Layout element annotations

## Start

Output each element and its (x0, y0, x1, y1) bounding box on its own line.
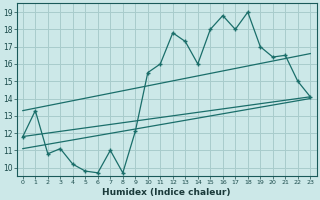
X-axis label: Humidex (Indice chaleur): Humidex (Indice chaleur) (102, 188, 231, 197)
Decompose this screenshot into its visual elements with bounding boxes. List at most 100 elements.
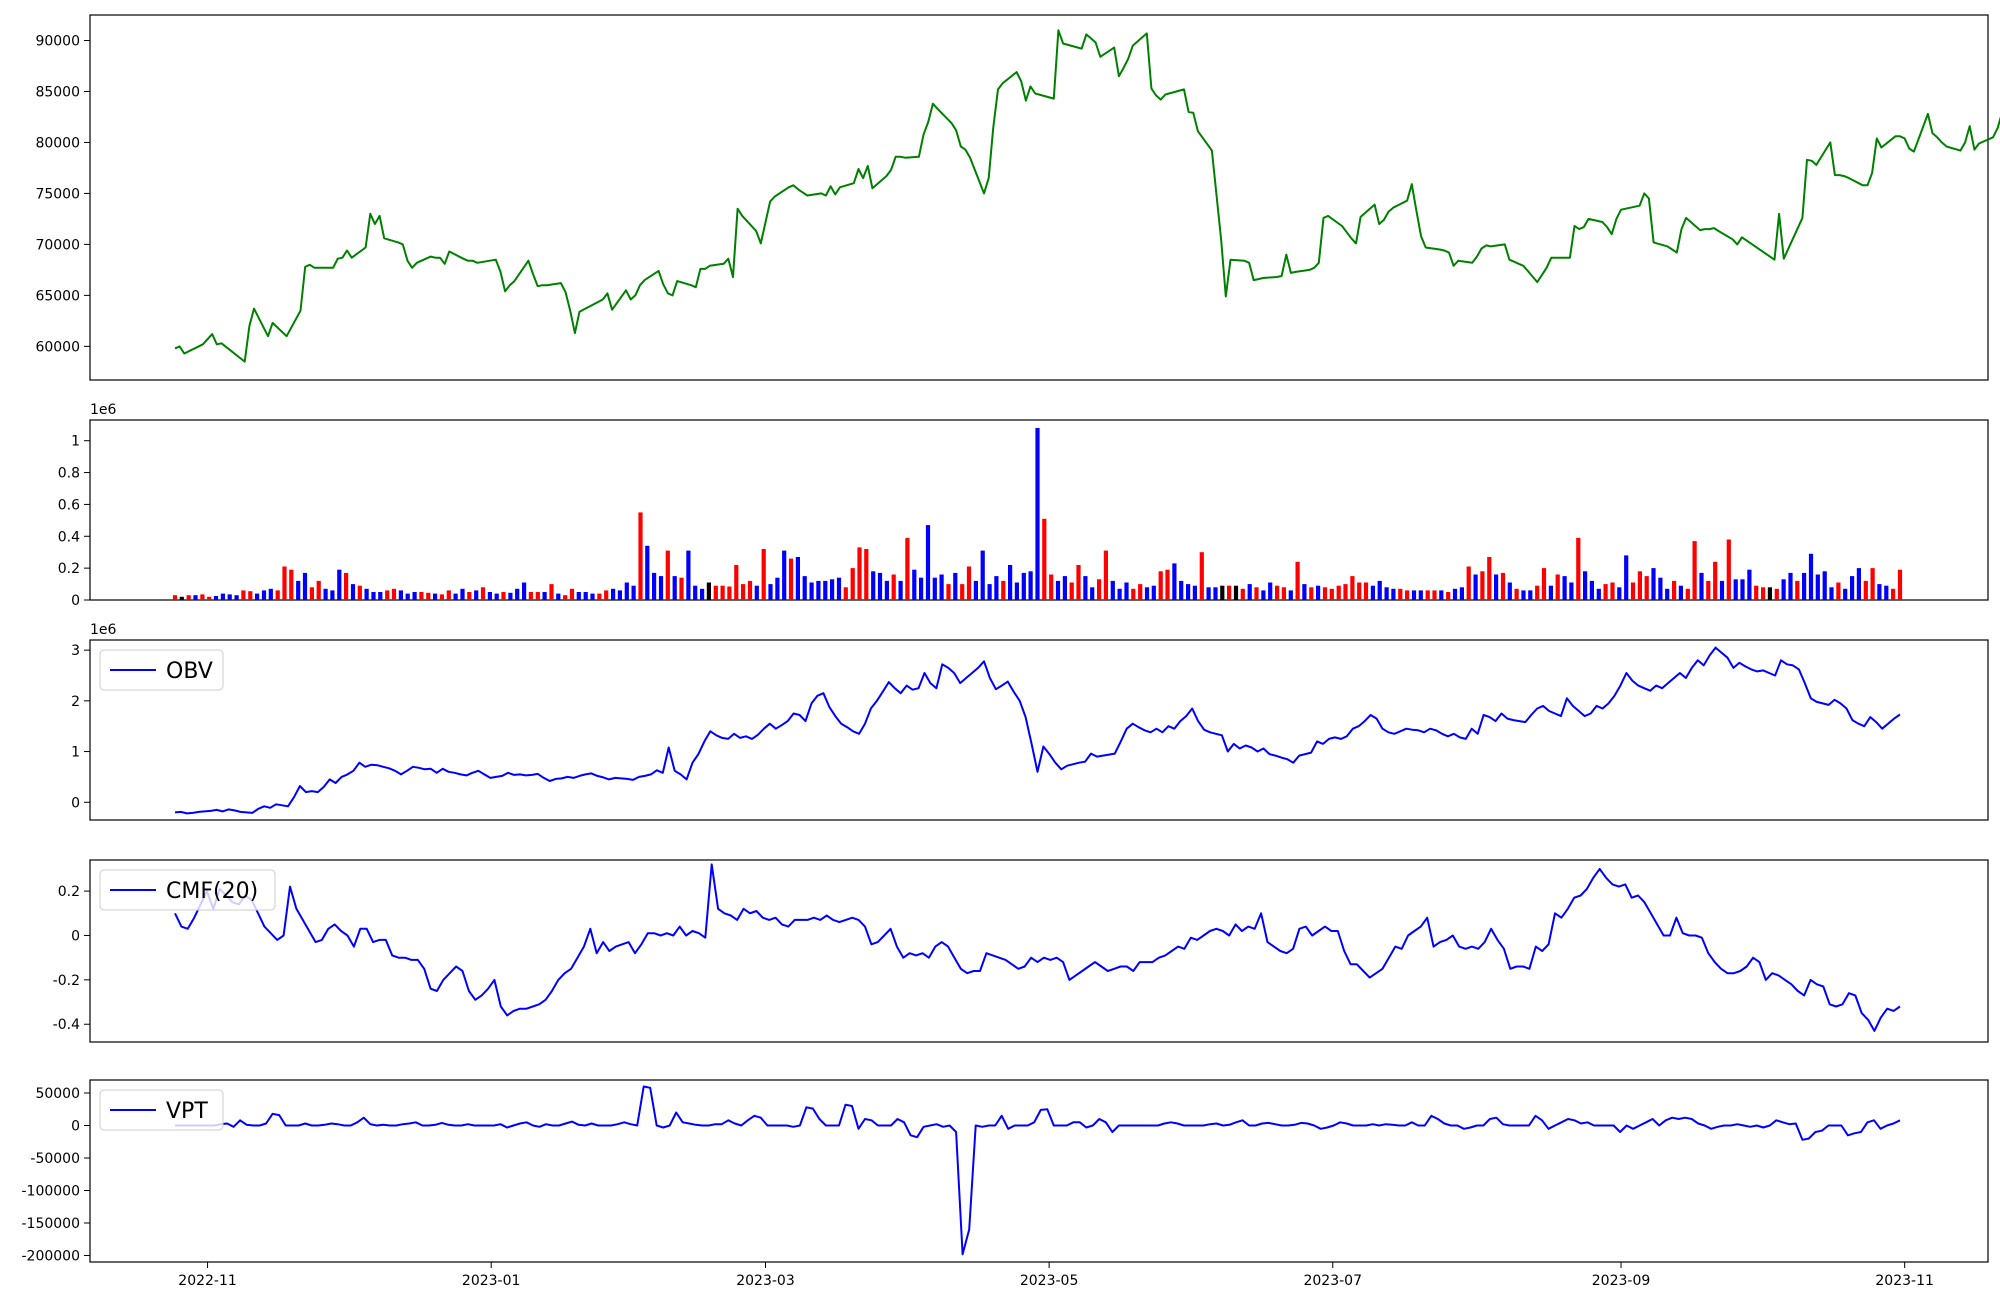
volume-ytick-label: 0.2 — [58, 561, 80, 577]
volume-bar — [1583, 571, 1588, 600]
volume-bar — [597, 593, 602, 600]
volume-bar — [1713, 561, 1718, 600]
volume-bar — [1589, 580, 1594, 600]
volume-bar — [241, 590, 246, 600]
price-ytick-label: 90000 — [35, 33, 80, 49]
volume-bar — [987, 584, 992, 600]
volume-bar — [864, 549, 869, 600]
volume-bar — [1268, 582, 1273, 600]
volume-bar — [624, 582, 629, 600]
volume-bar — [309, 587, 314, 600]
volume-bar — [720, 585, 725, 600]
volume-bar — [1316, 585, 1321, 600]
obv-panel: 0 1 2 3 1e6 OBV — [71, 622, 1989, 821]
volume-bar — [261, 590, 267, 600]
volume-bar — [727, 586, 732, 600]
volume-bar — [1624, 555, 1629, 600]
vpt-legend-label: VPT — [166, 1099, 208, 1124]
vpt-ytick-label: 50000 — [35, 1086, 80, 1102]
price-series-line — [174, 29, 2000, 363]
volume-bar — [364, 588, 369, 600]
price-frame — [89, 14, 1989, 381]
volume-bar — [1596, 588, 1601, 600]
volume-bar — [1247, 584, 1252, 600]
volume-bar — [569, 588, 575, 600]
volume-bar — [1336, 585, 1341, 600]
volume-bar — [1432, 590, 1437, 600]
volume-bar — [193, 595, 198, 600]
volume-bar — [1418, 590, 1423, 600]
volume-bar — [1062, 576, 1067, 600]
volume-bar — [1747, 569, 1752, 600]
volume-bar — [1897, 569, 1903, 600]
volume-bar — [453, 593, 458, 600]
volume-bar — [412, 592, 417, 600]
volume-bar — [1706, 580, 1711, 600]
volume-bar — [1144, 587, 1150, 600]
volume-bar — [419, 592, 424, 600]
volume-bar — [337, 569, 342, 600]
volume-bar — [1535, 585, 1540, 600]
obv-ytick-label: 3 — [71, 643, 80, 659]
x-tick-label: 2023-01 — [462, 1273, 521, 1289]
volume-bar — [1610, 582, 1615, 600]
volume-bar — [1719, 580, 1725, 600]
volume-bar — [836, 577, 842, 600]
volume-bar — [460, 588, 465, 600]
volume-bar — [1322, 587, 1328, 600]
volume-bar — [357, 585, 362, 600]
volume-bar — [1233, 585, 1239, 600]
volume-bar — [768, 584, 773, 600]
volume-bar — [576, 592, 581, 600]
volume-bar — [1494, 574, 1499, 600]
volume-bar — [1733, 579, 1738, 600]
volume-bar — [1220, 585, 1225, 600]
volume-bar — [1761, 587, 1766, 600]
volume-bar — [1370, 585, 1375, 600]
volume-bar — [316, 580, 321, 600]
price-ytick-label: 60000 — [35, 339, 80, 355]
price-panel: 60000 65000 70000 75000 80000 85000 90000 — [35, 14, 2000, 381]
volume-bar — [1877, 584, 1882, 600]
volume-bar — [1850, 576, 1855, 600]
volume-bar — [227, 594, 232, 600]
volume-bar — [1685, 588, 1690, 600]
volume-bar — [1891, 588, 1896, 600]
price-ytick-label: 75000 — [35, 186, 80, 202]
cmf-legend — [99, 869, 276, 911]
volume-bar — [617, 590, 622, 600]
obv-ytick-label: 1 — [71, 745, 80, 761]
volume-bar — [1240, 588, 1245, 600]
volume-bar — [535, 592, 540, 600]
volume-bar — [905, 537, 910, 600]
volume-bar — [658, 576, 664, 600]
volume-bar — [1692, 541, 1697, 600]
volume-bar — [1055, 580, 1061, 600]
obv-legend-label: OBV — [166, 659, 213, 684]
obv-frame — [89, 639, 1989, 821]
volume-bar — [542, 592, 547, 600]
volume-bar — [200, 594, 205, 600]
volume-bar — [652, 572, 657, 600]
volume-bar — [371, 592, 376, 600]
volume-bar — [788, 558, 794, 600]
volume-bar — [1569, 582, 1574, 600]
volume-bar — [857, 547, 862, 600]
volume-bar — [980, 550, 985, 600]
obv-ytick-label: 2 — [71, 694, 80, 710]
volume-bar — [1781, 579, 1786, 600]
volume-bar — [1384, 587, 1389, 600]
volume-bar — [186, 595, 191, 600]
volume-bar — [1630, 582, 1636, 600]
volume-bar — [1151, 585, 1156, 600]
volume-bar — [1884, 585, 1889, 600]
volume-bar — [179, 596, 184, 600]
volume-bar — [296, 580, 301, 600]
volume-bar — [1275, 585, 1280, 600]
volume-bar — [1480, 571, 1485, 600]
volume-bar — [1843, 588, 1848, 600]
volume-bar — [1473, 574, 1478, 600]
x-tick-label: 2023-03 — [736, 1273, 795, 1289]
volume-bar — [1206, 587, 1211, 600]
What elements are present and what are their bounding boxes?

## End

What you should do>
Copy every line of the records above word for word, and leave out the pictures.

Correct result>
Output each element and its (x0, y0, x1, y1) bounding box on its own line.
X-axis label: Humidex (Indice chaleur): Humidex (Indice chaleur) (102, 188, 231, 197)
Decompose this screenshot into its visual elements with bounding boxes. List at most 100 elements.
volume-ytick-label: 0.2 — [58, 561, 80, 577]
volume-bar — [1583, 571, 1588, 600]
volume-bar — [597, 593, 602, 600]
volume-bar — [1713, 561, 1718, 600]
volume-bar — [1589, 580, 1594, 600]
volume-bar — [241, 590, 246, 600]
price-ytick-label: 90000 — [35, 33, 80, 49]
volume-bar — [987, 584, 992, 600]
volume-bar — [864, 549, 869, 600]
volume-bar — [1268, 582, 1273, 600]
volume-bar — [624, 582, 629, 600]
volume-bar — [309, 587, 314, 600]
volume-bar — [720, 585, 725, 600]
volume-bar — [1316, 585, 1321, 600]
obv-panel: 0 1 2 3 1e6 OBV — [71, 622, 1989, 821]
volume-bar — [261, 590, 267, 600]
volume-bar — [727, 586, 732, 600]
volume-bar — [1624, 555, 1629, 600]
vpt-legend-label: VPT — [166, 1099, 208, 1124]
vpt-ytick-label: 50000 — [35, 1086, 80, 1102]
price-series-line — [174, 29, 2000, 363]
volume-bar — [364, 588, 369, 600]
price-frame — [89, 14, 1989, 381]
volume-bar — [1596, 588, 1601, 600]
volume-bar — [1247, 584, 1252, 600]
volume-bar — [569, 588, 575, 600]
volume-bar — [1336, 585, 1341, 600]
volume-bar — [1432, 590, 1437, 600]
volume-bar — [193, 595, 198, 600]
volume-bar — [1418, 590, 1423, 600]
volume-bar — [1062, 576, 1067, 600]
volume-bar — [1747, 569, 1752, 600]
volume-bar — [1897, 569, 1903, 600]
volume-bar — [453, 593, 458, 600]
volume-bar — [412, 592, 417, 600]
volume-bar — [1706, 580, 1711, 600]
volume-bar — [1144, 587, 1150, 600]
volume-bar — [419, 592, 424, 600]
volume-bar — [337, 569, 342, 600]
volume-bar — [1535, 585, 1540, 600]
obv-ytick-label: 3 — [71, 643, 80, 659]
x-tick-label: 2023-01 — [462, 1273, 521, 1289]
volume-bar — [1610, 582, 1615, 600]
volume-bar — [1719, 580, 1725, 600]
volume-bar — [836, 577, 842, 600]
volume-bar — [460, 588, 465, 600]
volume-bar — [1322, 587, 1328, 600]
volume-bar — [357, 585, 362, 600]
volume-bar — [1233, 585, 1239, 600]
volume-bar — [768, 584, 773, 600]
volume-bar — [576, 592, 581, 600]
volume-bar — [1494, 574, 1499, 600]
volume-bar — [1733, 579, 1738, 600]
volume-bar — [1220, 585, 1225, 600]
volume-bar — [1761, 587, 1766, 600]
volume-bar — [1370, 585, 1375, 600]
volume-bar — [316, 580, 321, 600]
price-ytick-label: 60000 — [35, 339, 80, 355]
price-panel: 60000 65000 70000 75000 80000 85000 90000 — [35, 14, 2000, 381]
volume-bar — [1877, 584, 1882, 600]
volume-bar — [1850, 576, 1855, 600]
volume-bar — [227, 594, 232, 600]
volume-bar — [1685, 588, 1690, 600]
volume-bar — [1891, 588, 1896, 600]
price-ytick-label: 75000 — [35, 186, 80, 202]
cmf-legend — [99, 869, 276, 911]
volume-bar — [617, 590, 622, 600]
obv-ytick-label: 1 — [71, 745, 80, 761]
volume-bar — [1240, 588, 1245, 600]
volume-bar — [535, 592, 540, 600]
volume-bar — [905, 537, 910, 600]
volume-bar — [658, 576, 664, 600]
volume-bar — [1692, 541, 1697, 600]
volume-bar — [1055, 580, 1061, 600]
obv-legend-label: OBV — [166, 659, 213, 684]
obv-frame — [89, 639, 1989, 821]
volume-bar — [542, 592, 547, 600]
volume-bar — [200, 594, 205, 600]
volume-bar — [652, 572, 657, 600]
volume-bar — [371, 592, 376, 600]
volume-bar — [788, 558, 794, 600]
volume-bar — [1569, 582, 1574, 600]
volume-bar — [857, 547, 862, 600]
volume-bar — [980, 550, 985, 600]
obv-ytick-label: 2 — [71, 694, 80, 710]
volume-bar — [1781, 579, 1786, 600]
volume-bar — [1384, 587, 1389, 600]
volume-bar — [186, 595, 191, 600]
volume-bar — [1630, 582, 1636, 600]
volume-bar — [1151, 585, 1156, 600]
volume-bar — [1884, 585, 1889, 600]
volume-bar — [179, 596, 184, 600]
volume-bar — [296, 580, 301, 600]
volume-bar — [1275, 585, 1280, 600]
volume-bar — [1480, 571, 1485, 600]
volume-bar — [1843, 588, 1848, 600]
volume-bar — [1473, 574, 1478, 600]
x-tick-label: 2023-03 — [736, 1273, 795, 1289]
volume-bar — [1206, 587, 1211, 600]
What elements are present and what are their bounding boxes?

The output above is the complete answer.